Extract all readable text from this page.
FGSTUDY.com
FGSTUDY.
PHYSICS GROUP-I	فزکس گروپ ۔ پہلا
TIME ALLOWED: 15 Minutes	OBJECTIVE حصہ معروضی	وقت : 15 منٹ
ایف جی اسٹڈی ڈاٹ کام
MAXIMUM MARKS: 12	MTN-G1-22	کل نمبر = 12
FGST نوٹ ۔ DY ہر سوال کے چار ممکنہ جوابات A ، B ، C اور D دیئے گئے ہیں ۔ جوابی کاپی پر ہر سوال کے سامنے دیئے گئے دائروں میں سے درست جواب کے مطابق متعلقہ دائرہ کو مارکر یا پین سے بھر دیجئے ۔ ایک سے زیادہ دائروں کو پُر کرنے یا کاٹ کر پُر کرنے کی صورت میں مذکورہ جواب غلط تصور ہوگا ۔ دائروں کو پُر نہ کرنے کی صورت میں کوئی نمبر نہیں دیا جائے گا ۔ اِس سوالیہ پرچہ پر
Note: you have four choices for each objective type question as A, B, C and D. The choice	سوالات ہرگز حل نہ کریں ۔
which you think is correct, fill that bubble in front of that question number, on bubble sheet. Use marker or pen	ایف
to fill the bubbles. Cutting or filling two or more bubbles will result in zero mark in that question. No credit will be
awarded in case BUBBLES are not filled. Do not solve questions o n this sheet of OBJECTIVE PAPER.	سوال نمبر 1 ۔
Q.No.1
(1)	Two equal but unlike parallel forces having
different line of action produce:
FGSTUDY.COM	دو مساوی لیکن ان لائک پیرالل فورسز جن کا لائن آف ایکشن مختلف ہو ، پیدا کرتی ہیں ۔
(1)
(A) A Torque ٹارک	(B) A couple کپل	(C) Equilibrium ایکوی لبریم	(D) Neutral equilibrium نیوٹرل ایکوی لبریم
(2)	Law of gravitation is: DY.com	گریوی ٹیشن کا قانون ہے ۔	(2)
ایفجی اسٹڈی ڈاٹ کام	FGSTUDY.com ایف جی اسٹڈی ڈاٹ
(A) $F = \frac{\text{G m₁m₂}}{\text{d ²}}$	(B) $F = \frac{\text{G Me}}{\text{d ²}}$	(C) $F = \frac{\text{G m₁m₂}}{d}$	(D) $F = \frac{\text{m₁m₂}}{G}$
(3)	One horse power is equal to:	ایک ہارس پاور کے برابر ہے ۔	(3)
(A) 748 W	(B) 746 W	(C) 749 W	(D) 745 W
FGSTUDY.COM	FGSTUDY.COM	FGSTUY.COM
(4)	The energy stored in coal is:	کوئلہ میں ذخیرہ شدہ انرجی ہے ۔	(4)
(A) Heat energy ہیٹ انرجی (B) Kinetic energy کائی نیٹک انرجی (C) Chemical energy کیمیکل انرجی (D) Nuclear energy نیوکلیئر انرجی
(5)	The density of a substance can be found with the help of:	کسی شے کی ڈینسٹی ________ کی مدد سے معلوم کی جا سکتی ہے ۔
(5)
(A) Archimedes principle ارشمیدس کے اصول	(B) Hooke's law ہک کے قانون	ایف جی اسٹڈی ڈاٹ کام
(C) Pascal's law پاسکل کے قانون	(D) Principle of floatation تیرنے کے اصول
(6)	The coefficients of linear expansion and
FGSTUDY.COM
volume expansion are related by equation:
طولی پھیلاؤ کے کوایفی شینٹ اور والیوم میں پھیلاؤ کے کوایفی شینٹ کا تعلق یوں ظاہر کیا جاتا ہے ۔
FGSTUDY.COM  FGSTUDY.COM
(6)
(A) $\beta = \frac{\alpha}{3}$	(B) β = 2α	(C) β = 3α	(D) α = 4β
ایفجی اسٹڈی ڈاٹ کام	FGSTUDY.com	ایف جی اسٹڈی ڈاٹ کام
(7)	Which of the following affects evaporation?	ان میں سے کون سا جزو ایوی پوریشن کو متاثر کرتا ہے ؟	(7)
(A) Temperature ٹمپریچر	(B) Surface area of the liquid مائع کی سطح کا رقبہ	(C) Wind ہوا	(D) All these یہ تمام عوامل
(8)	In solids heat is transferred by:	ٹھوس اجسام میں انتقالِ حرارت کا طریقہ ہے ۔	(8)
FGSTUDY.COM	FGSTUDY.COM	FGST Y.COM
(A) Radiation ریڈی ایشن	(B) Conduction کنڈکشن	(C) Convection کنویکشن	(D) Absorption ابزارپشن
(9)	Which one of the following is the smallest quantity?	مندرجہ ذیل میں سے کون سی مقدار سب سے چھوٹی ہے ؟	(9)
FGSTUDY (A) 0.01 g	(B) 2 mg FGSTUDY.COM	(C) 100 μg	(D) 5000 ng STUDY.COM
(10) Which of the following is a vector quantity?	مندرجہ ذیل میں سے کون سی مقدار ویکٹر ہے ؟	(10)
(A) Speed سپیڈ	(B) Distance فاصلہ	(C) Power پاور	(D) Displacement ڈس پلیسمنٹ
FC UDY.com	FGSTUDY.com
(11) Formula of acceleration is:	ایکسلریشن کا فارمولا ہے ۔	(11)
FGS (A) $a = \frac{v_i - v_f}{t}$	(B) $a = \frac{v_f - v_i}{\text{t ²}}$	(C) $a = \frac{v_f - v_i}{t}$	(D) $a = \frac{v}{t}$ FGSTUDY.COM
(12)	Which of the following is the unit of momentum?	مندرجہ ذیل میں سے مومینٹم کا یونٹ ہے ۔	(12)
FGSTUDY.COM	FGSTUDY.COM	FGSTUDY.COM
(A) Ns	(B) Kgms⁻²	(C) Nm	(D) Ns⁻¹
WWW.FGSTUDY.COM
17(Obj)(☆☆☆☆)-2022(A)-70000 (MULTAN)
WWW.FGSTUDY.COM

━━━

* Your goal: Please quote the data above in full, with no line missing.

* The result:
Extract all readable text from this page.
FGSTUDY.com
FGSTUDY.
PHYSICS GROUP-I	فزکس گروپ ۔ پہلا
TIME ALLOWED: 15 Minutes	OBJECTIVE حصہ معروضی	وقت : 15 منٹ
ایف جی اسٹڈی ڈاٹ کام
MAXIMUM MARKS: 12	MTN-G1-22	کل نمبر = 12
FGST نوٹ ۔ DY ہر سوال کے چار ممکنہ جوابات A ، B ، C اور D دیئے گئے ہیں ۔ جوابی کاپی پر ہر سوال کے سامنے دیئے گئے دائروں میں سے درست جواب کے مطابق متعلقہ دائرہ کو مارکر یا پین سے بھر دیجئے ۔ ایک سے زیادہ دائروں کو پُر کرنے یا کاٹ کر پُر کرنے کی صورت میں مذکورہ جواب غلط تصور ہوگا ۔ دائروں کو پُر نہ کرنے کی صورت میں کوئی نمبر نہیں دیا جائے گا ۔ اِس سوالیہ پرچہ پر
Note: you have four choices for each objective type question as A, B, C and D. The choice	سوالات ہرگز حل نہ کریں ۔
which you think is correct, fill that bubble in front of that question number, on bubble sheet. Use marker or pen	ایف
to fill the bubbles. Cutting or filling two or more bubbles will result in zero mark in that question. No credit will be
awarded in case BUBBLES are not filled. Do not solve questions o n this sheet of OBJECTIVE PAPER.	سوال نمبر 1 ۔
Q.No.1
(1)	Two equal but unlike parallel forces having
different line of action produce:
FGSTUDY.COM	دو مساوی لیکن ان لائک پیرالل فورسز جن کا لائن آف ایکشن مختلف ہو ، پیدا کرتی ہیں ۔
(1)
(A) A Torque ٹارک	(B) A couple کپل	(C) Equilibrium ایکوی لبریم	(D) Neutral equilibrium نیوٹرل ایکوی لبریم
(2)	Law of gravitation is: DY.com	گریوی ٹیشن کا قانون ہے ۔	(2)
ایفجی اسٹڈی ڈاٹ کام	FGSTUDY.com ایف جی اسٹڈی ڈاٹ
(A) $F = \frac{\text{G m₁m₂}}{\text{d ²}}$	(B) $F = \frac{\text{G Me}}{\text{d ²}}$	(C) $F = \frac{\text{G m₁m₂}}{d}$	(D) $F = \frac{\text{m₁m₂}}{G}$
(3)	One horse power is equal to:	ایک ہارس پاور کے برابر ہے ۔	(3)
(A) 748 W	(B) 746 W	(C) 749 W	(D) 745 W
FGSTUDY.COM	FGSTUDY.COM	FGSTUY.COM
(4)	The energy stored in coal is:	کوئلہ میں ذخیرہ شدہ انرجی ہے ۔	(4)
(A) Heat energy ہیٹ انرجی (B) Kinetic energy کائی نیٹک انرجی (C) Chemical energy کیمیکل انرجی (D) Nuclear energy نیوکلیئر انرجی
(5)	The density of a substance can be found with the help of:	کسی شے کی ڈینسٹی ________ کی مدد سے معلوم کی جا سکتی ہے ۔
(5)
(A) Archimedes principle ارشمیدس کے اصول	(B) Hooke's law ہک کے قانون	ایف جی اسٹڈی ڈاٹ کام
(C) Pascal's law پاسکل کے قانون	(D) Principle of floatation تیرنے کے اصول
(6)	The coefficients of linear expansion and
FGSTUDY.COM
volume expansion are related by equation:
طولی پھیلاؤ کے کوایفی شینٹ اور والیوم میں پھیلاؤ کے کوایفی شینٹ کا تعلق یوں ظاہر کیا جاتا ہے ۔
FGSTUDY.COM  FGSTUDY.COM
(6)
(A) $\beta = \frac{\alpha}{3}$	(B) β = 2α	(C) β = 3α	(D) α = 4β
ایفجی اسٹڈی ڈاٹ کام	FGSTUDY.com	ایف جی اسٹڈی ڈاٹ کام
(7)	Which of the following affects evaporation?	ان میں سے کون سا جزو ایوی پوریشن کو متاثر کرتا ہے ؟	(7)
(A) Temperature ٹمپریچر	(B) Surface area of the liquid مائع کی سطح کا رقبہ	(C) Wind ہوا	(D) All these یہ تمام عوامل
(8)	In solids heat is transferred by:	ٹھوس اجسام میں انتقالِ حرارت کا طریقہ ہے ۔	(8)
FGSTUDY.COM	FGSTUDY.COM	FGST Y.COM
(A) Radiation ریڈی ایشن	(B) Conduction کنڈکشن	(C) Convection کنویکشن	(D) Absorption ابزارپشن
(9)	Which one of the following is the smallest quantity?	مندرجہ ذیل میں سے کون سی مقدار سب سے چھوٹی ہے ؟	(9)
FGSTUDY (A) 0.01 g	(B) 2 mg FGSTUDY.COM	(C) 100 μg	(D) 5000 ng STUDY.COM
(10) Which of the following is a vector quantity?	مندرجہ ذیل میں سے کون سی مقدار ویکٹر ہے ؟	(10)
(A) Speed سپیڈ	(B) Distance فاصلہ	(C) Power پاور	(D) Displacement ڈس پلیسمنٹ
FC UDY.com	FGSTUDY.com
(11) Formula of acceleration is:	ایکسلریشن کا فارمولا ہے ۔	(11)
FGS (A) $a = \frac{v_i - v_f}{t}$	(B) $a = \frac{v_f - v_i}{\text{t ²}}$	(C) $a = \frac{v_f - v_i}{t}$	(D) $a = \frac{v}{t}$ FGSTUDY.COM
(12)	Which of the following is the unit of momentum?	مندرجہ ذیل میں سے مومینٹم کا یونٹ ہے ۔	(12)
FGSTUDY.COM	FGSTUDY.COM	FGSTUDY.COM
(A) Ns	(B) Kgms⁻²	(C) Nm	(D) Ns⁻¹
WWW.FGSTUDY.COM
17(Obj)(☆☆☆☆)-2022(A)-70000 (MULTAN)
WWW.FGSTUDY.COM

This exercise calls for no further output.